Written task
Could you transcribe every record below exactly as written, leaving out any pictures?

Raw records
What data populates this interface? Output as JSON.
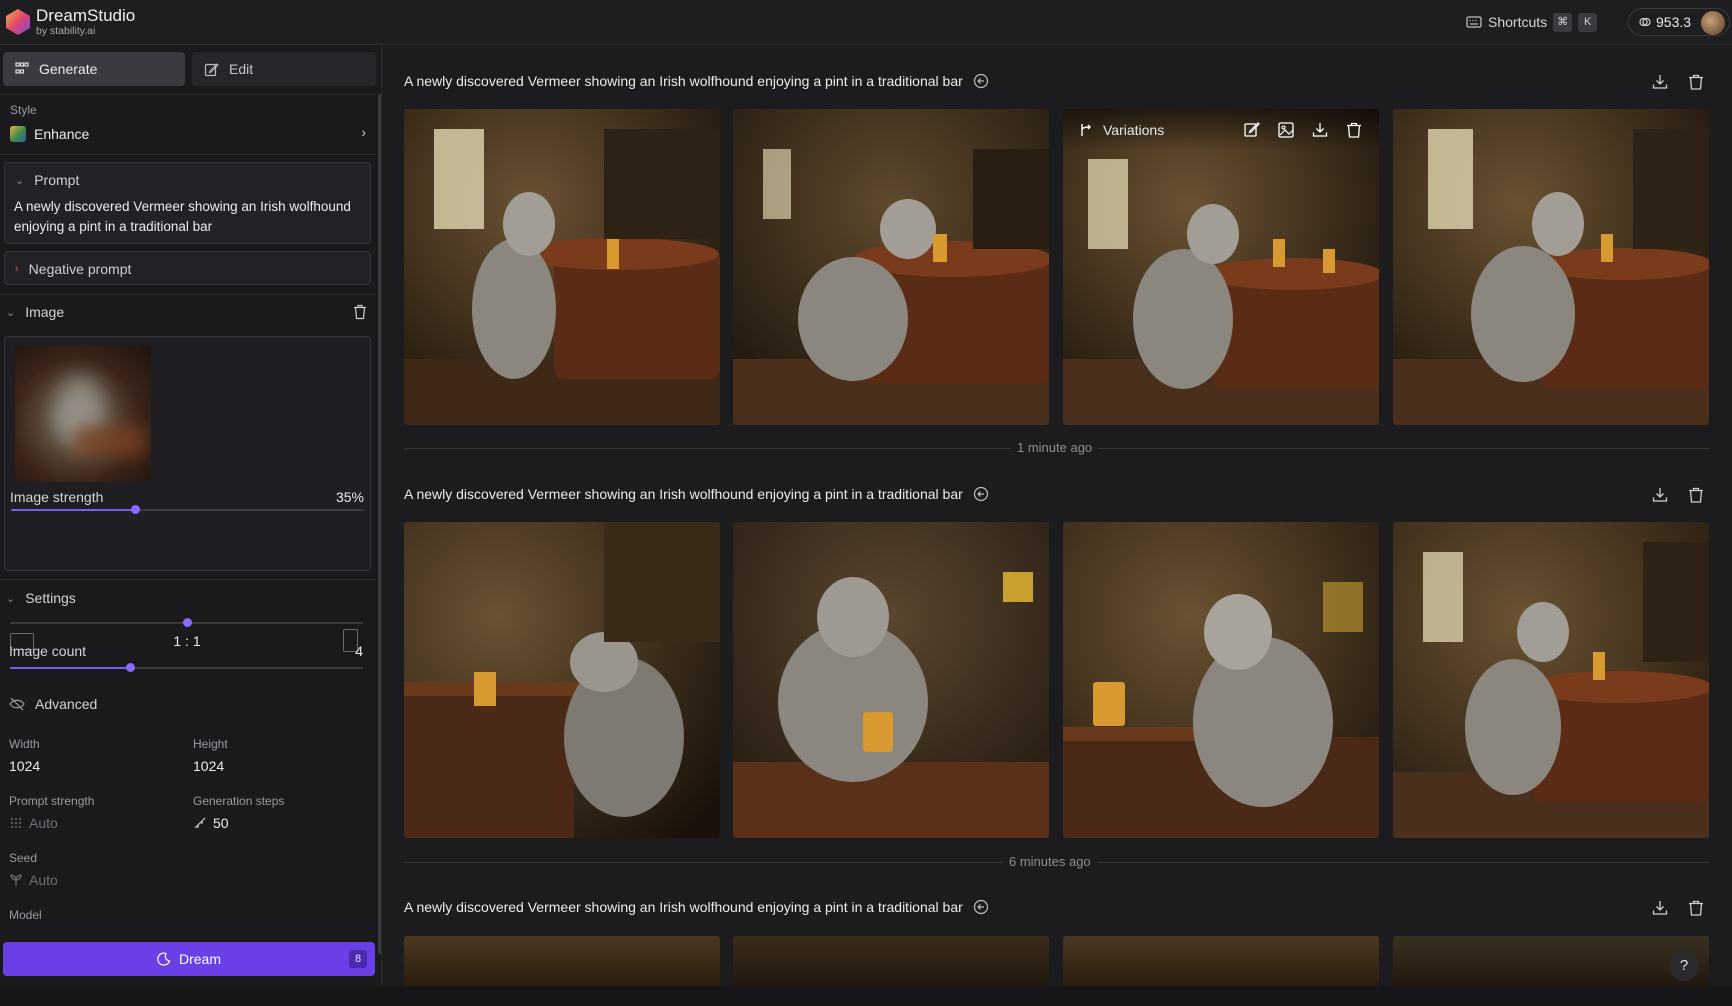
{
  "app": {
    "name": "DreamStudio",
    "subtitle": "by stability.ai",
    "shortcuts_label": "Shortcuts",
    "shortcut_keys": [
      "⌘",
      "K"
    ],
    "credits": "953.3"
  },
  "sidebar": {
    "tabs": [
      {
        "label": "Generate",
        "active": true
      },
      {
        "label": "Edit",
        "active": false
      }
    ],
    "style": {
      "label": "Style",
      "value": "Enhance"
    },
    "prompt": {
      "label": "Prompt",
      "text": "A newly discovered Vermeer showing an Irish wolfhound enjoying a pint in a traditional bar"
    },
    "negative_prompt": {
      "label": "Negative prompt"
    },
    "image": {
      "label": "Image",
      "strength_label": "Image strength",
      "strength_value": "35%",
      "strength_fraction": 0.35
    },
    "settings": {
      "label": "Settings",
      "aspect_ratio": "1 : 1",
      "aspect_fraction": 0.5,
      "image_count_label": "Image count",
      "image_count": "4",
      "image_count_fraction": 0.34
    },
    "advanced": {
      "label": "Advanced",
      "width_label": "Width",
      "width": "1024",
      "height_label": "Height",
      "height": "1024",
      "prompt_strength_label": "Prompt strength",
      "prompt_strength": "Auto",
      "generation_steps_label": "Generation steps",
      "generation_steps": "50",
      "seed_label": "Seed",
      "seed": "Auto",
      "model_label": "Model"
    },
    "dream_button": {
      "label": "Dream",
      "cost": "8"
    }
  },
  "main": {
    "groups": [
      {
        "prompt": "A newly discovered Vermeer showing an Irish wolfhound enjoying a pint in a traditional bar",
        "time": "1 minute ago"
      },
      {
        "prompt": "A newly discovered Vermeer showing an Irish wolfhound enjoying a pint in a traditional bar",
        "time": "6 minutes ago"
      },
      {
        "prompt": "A newly discovered Vermeer showing an Irish wolfhound enjoying a pint in a traditional bar",
        "time": ""
      }
    ],
    "hover_overlay": {
      "variations_label": "Variations"
    },
    "help_label": "?"
  },
  "colors": {
    "accent": "#6a3fe6",
    "slider": "#7b5cf0",
    "background": "#1c1c1f",
    "sidebar": "#1a1a1d"
  },
  "icons": [
    "logo-icon",
    "keyboard-icon",
    "credits-icon",
    "grid-icon",
    "edit-icon",
    "chevron-right-icon",
    "chevron-down-icon",
    "trash-icon",
    "landscape-icon",
    "portrait-icon",
    "hide-icon",
    "grid-dots-icon",
    "steps-icon",
    "seed-icon",
    "moon-icon",
    "reuse-icon",
    "download-icon",
    "variations-icon",
    "image-icon",
    "help-icon"
  ]
}
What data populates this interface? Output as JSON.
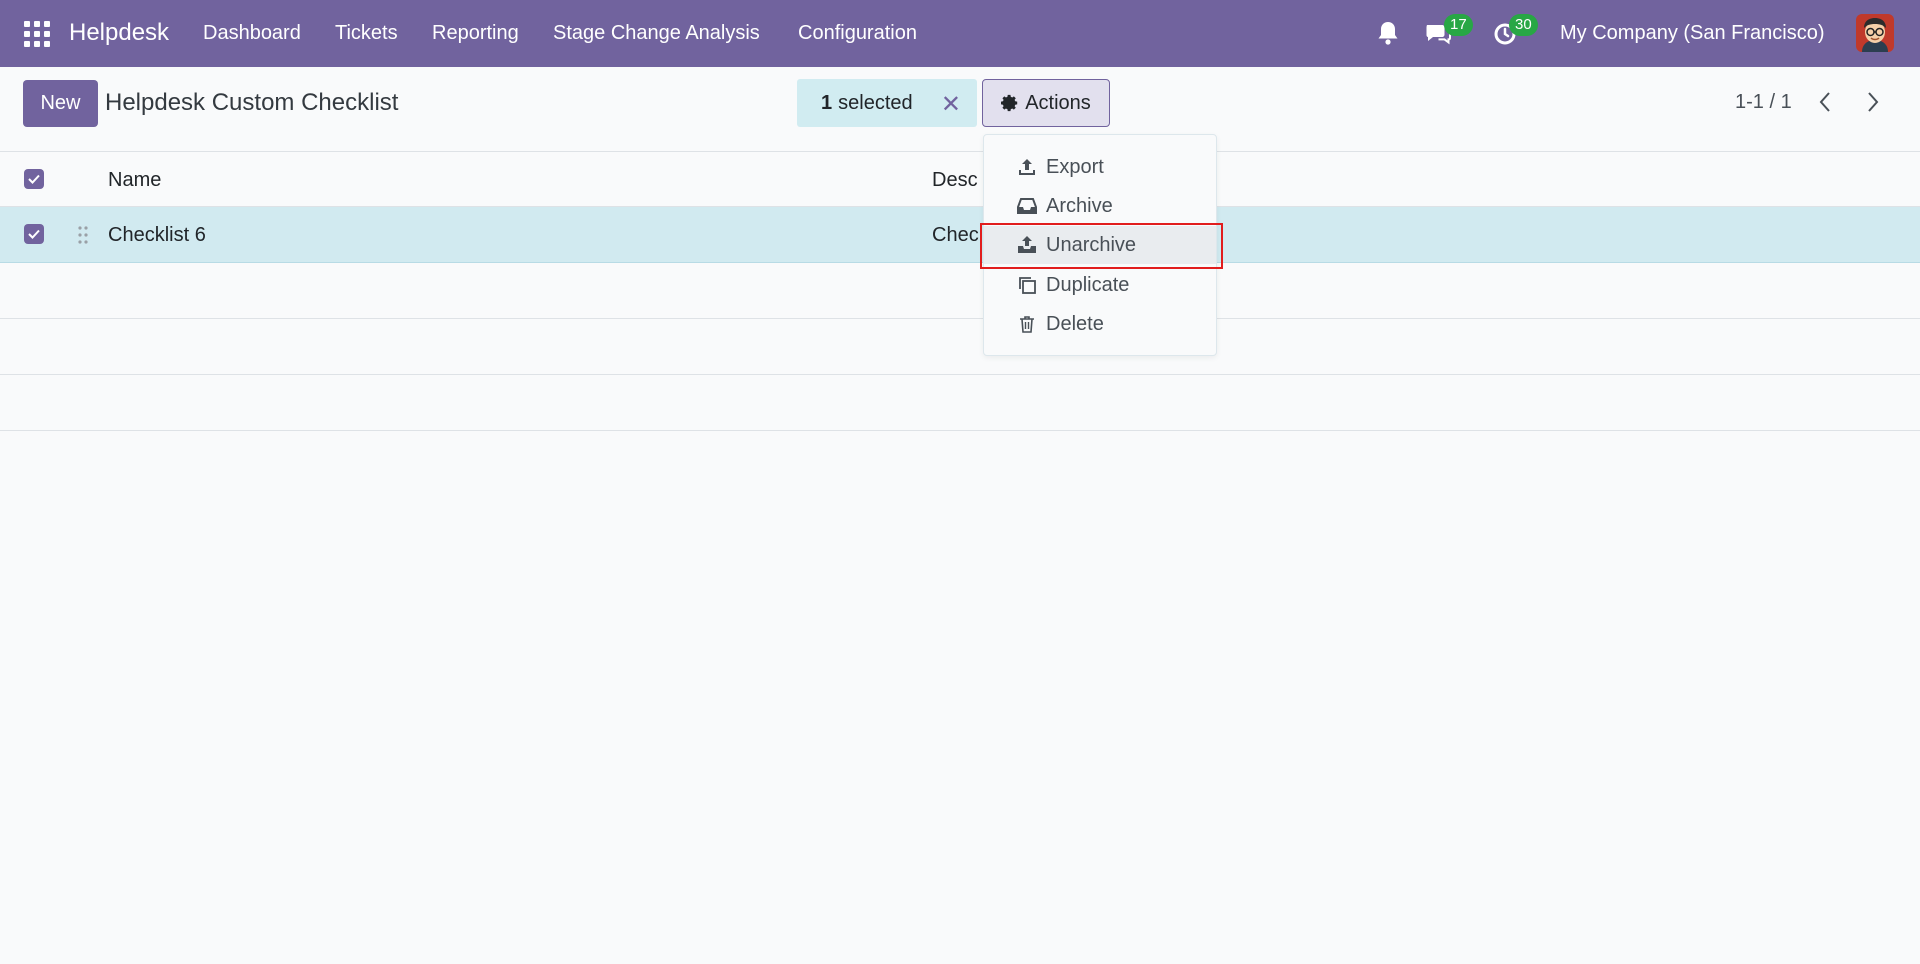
{
  "navbar": {
    "brand": "Helpdesk",
    "menu": [
      "Dashboard",
      "Tickets",
      "Reporting",
      "Stage Change Analysis",
      "Configuration"
    ],
    "messages_count": "17",
    "activities_count": "30",
    "company": "My Company (San Francisco)"
  },
  "control_panel": {
    "new_label": "New",
    "title": "Helpdesk Custom Checklist",
    "selected_count": "1",
    "selected_label": "selected",
    "actions_label": "Actions",
    "pager": "1-1 / 1"
  },
  "table": {
    "columns": [
      "Name",
      "Desc"
    ],
    "rows": [
      {
        "name": "Checklist 6",
        "description": "Chec"
      }
    ]
  },
  "actions_menu": {
    "items": [
      "Export",
      "Archive",
      "Unarchive",
      "Duplicate",
      "Delete"
    ],
    "highlighted": "Unarchive"
  },
  "colors": {
    "brand": "#71639e",
    "selected_row": "#d1eaf0",
    "badge": "#28a745",
    "highlight_frame": "#e11d1d"
  }
}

Complete output
What data populates this interface? Output as JSON.
{
  "app": {
    "name": "DreamStudio",
    "subtitle": "by stability.ai",
    "shortcuts_label": "Shortcuts",
    "shortcut_keys": [
      "⌘",
      "K"
    ],
    "credits": "953.3"
  },
  "sidebar": {
    "tabs": [
      {
        "label": "Generate",
        "active": true
      },
      {
        "label": "Edit",
        "active": false
      }
    ],
    "style": {
      "label": "Style",
      "value": "Enhance"
    },
    "prompt": {
      "label": "Prompt",
      "text": "A newly discovered Vermeer showing an Irish wolfhound enjoying a pint in a traditional bar"
    },
    "negative_prompt": {
      "label": "Negative prompt"
    },
    "image": {
      "label": "Image",
      "strength_label": "Image strength",
      "strength_value": "35%",
      "strength_fraction": 0.35
    },
    "settings": {
      "label": "Settings",
      "aspect_ratio": "1 : 1",
      "aspect_fraction": 0.5,
      "image_count_label": "Image count",
      "image_count": "4",
      "image_count_fraction": 0.34
    },
    "advanced": {
      "label": "Advanced",
      "width_label": "Width",
      "width": "1024",
      "height_label": "Height",
      "height": "1024",
      "prompt_strength_label": "Prompt strength",
      "prompt_strength": "Auto",
      "generation_steps_label": "Generation steps",
      "generation_steps": "50",
      "seed_label": "Seed",
      "seed": "Auto",
      "model_label": "Model"
    },
    "dream_button": {
      "label": "Dream",
      "cost": "8"
    }
  },
  "main": {
    "groups": [
      {
        "prompt": "A newly discovered Vermeer showing an Irish wolfhound enjoying a pint in a traditional bar",
        "time": "1 minute ago"
      },
      {
        "prompt": "A newly discovered Vermeer showing an Irish wolfhound enjoying a pint in a traditional bar",
        "time": "6 minutes ago"
      },
      {
        "prompt": "A newly discovered Vermeer showing an Irish wolfhound enjoying a pint in a traditional bar",
        "time": ""
      }
    ],
    "hover_overlay": {
      "variations_label": "Variations"
    },
    "help_label": "?"
  },
  "colors": {
    "accent": "#6a3fe6",
    "slider": "#7b5cf0",
    "background": "#1c1c1f",
    "sidebar": "#1a1a1d"
  },
  "icons": [
    "logo-icon",
    "keyboard-icon",
    "credits-icon",
    "grid-icon",
    "edit-icon",
    "chevron-right-icon",
    "chevron-down-icon",
    "trash-icon",
    "landscape-icon",
    "portrait-icon",
    "hide-icon",
    "grid-dots-icon",
    "steps-icon",
    "seed-icon",
    "moon-icon",
    "reuse-icon",
    "download-icon",
    "variations-icon",
    "image-icon",
    "help-icon"
  ]
}
What data populates this interface? Output as JSON.
{
  "navbar": {
    "brand": "Helpdesk",
    "menu": [
      "Dashboard",
      "Tickets",
      "Reporting",
      "Stage Change Analysis",
      "Configuration"
    ],
    "messages_count": "17",
    "activities_count": "30",
    "company": "My Company (San Francisco)"
  },
  "control_panel": {
    "new_label": "New",
    "title": "Helpdesk Custom Checklist",
    "selected_count": "1",
    "selected_label": "selected",
    "actions_label": "Actions",
    "pager": "1-1 / 1"
  },
  "table": {
    "columns": [
      "Name",
      "Desc"
    ],
    "rows": [
      {
        "name": "Checklist 6",
        "description": "Chec"
      }
    ]
  },
  "actions_menu": {
    "items": [
      "Export",
      "Archive",
      "Unarchive",
      "Duplicate",
      "Delete"
    ],
    "highlighted": "Unarchive"
  },
  "colors": {
    "brand": "#71639e",
    "selected_row": "#d1eaf0",
    "badge": "#28a745",
    "highlight_frame": "#e11d1d"
  }
}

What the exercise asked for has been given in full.